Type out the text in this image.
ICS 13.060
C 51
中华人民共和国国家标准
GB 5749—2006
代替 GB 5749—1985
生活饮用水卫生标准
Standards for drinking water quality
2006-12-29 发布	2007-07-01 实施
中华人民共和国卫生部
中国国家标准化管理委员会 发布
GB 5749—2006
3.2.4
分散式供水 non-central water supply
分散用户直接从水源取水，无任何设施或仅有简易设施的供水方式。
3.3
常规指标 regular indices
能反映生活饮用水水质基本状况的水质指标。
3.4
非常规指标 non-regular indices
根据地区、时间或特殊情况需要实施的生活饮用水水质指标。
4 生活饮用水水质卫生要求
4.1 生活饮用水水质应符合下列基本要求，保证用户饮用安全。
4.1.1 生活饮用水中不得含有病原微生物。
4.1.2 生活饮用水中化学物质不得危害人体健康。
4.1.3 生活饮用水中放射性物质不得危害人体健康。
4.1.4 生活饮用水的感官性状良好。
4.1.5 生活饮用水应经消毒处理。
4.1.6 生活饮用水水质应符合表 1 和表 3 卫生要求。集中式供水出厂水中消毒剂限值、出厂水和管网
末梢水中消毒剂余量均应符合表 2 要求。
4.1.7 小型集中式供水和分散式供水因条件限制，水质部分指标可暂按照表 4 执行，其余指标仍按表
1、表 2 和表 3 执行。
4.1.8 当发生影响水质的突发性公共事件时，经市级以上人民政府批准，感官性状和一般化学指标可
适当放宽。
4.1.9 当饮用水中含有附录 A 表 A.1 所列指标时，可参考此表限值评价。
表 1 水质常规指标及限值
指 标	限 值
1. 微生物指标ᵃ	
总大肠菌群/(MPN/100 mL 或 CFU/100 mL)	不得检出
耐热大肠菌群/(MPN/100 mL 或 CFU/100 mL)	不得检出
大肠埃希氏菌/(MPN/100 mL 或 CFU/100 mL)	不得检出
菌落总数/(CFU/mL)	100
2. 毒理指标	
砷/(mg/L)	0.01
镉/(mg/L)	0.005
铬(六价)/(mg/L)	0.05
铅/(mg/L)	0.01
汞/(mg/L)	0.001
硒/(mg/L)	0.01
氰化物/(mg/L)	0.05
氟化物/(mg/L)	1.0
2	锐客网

### Short task
Each line of the material above must be retyped precisely.

### Complete answer
Type out the text in this image.
ICS 13.060
C 51
中华人民共和国国家标准
GB 5749—2006
代替 GB 5749—1985
生活饮用水卫生标准
Standards for drinking water quality
2006-12-29 发布	2007-07-01 实施
中华人民共和国卫生部
中国国家标准化管理委员会 发布
GB 5749—2006
3.2.4
分散式供水 non-central water supply
分散用户直接从水源取水，无任何设施或仅有简易设施的供水方式。
3.3
常规指标 regular indices
能反映生活饮用水水质基本状况的水质指标。
3.4
非常规指标 non-regular indices
根据地区、时间或特殊情况需要实施的生活饮用水水质指标。
4 生活饮用水水质卫生要求
4.1 生活饮用水水质应符合下列基本要求，保证用户饮用安全。
4.1.1 生活饮用水中不得含有病原微生物。
4.1.2 生活饮用水中化学物质不得危害人体健康。
4.1.3 生活饮用水中放射性物质不得危害人体健康。
4.1.4 生活饮用水的感官性状良好。
4.1.5 生活饮用水应经消毒处理。
4.1.6 生活饮用水水质应符合表 1 和表 3 卫生要求。集中式供水出厂水中消毒剂限值、出厂水和管网
末梢水中消毒剂余量均应符合表 2 要求。
4.1.7 小型集中式供水和分散式供水因条件限制，水质部分指标可暂按照表 4 执行，其余指标仍按表
1、表 2 和表 3 执行。
4.1.8 当发生影响水质的突发性公共事件时，经市级以上人民政府批准，感官性状和一般化学指标可
适当放宽。
4.1.9 当饮用水中含有附录 A 表 A.1 所列指标时，可参考此表限值评价。
表 1 水质常规指标及限值
指 标	限 值
1. 微生物指标ᵃ	
总大肠菌群/(MPN/100 mL 或 CFU/100 mL)	不得检出
耐热大肠菌群/(MPN/100 mL 或 CFU/100 mL)	不得检出
大肠埃希氏菌/(MPN/100 mL 或 CFU/100 mL)	不得检出
菌落总数/(CFU/mL)	100
2. 毒理指标	
砷/(mg/L)	0.01
镉/(mg/L)	0.005
铬(六价)/(mg/L)	0.05
铅/(mg/L)	0.01
汞/(mg/L)	0.001
硒/(mg/L)	0.01
氰化物/(mg/L)	0.05
氟化物/(mg/L)	1.0
2	锐客网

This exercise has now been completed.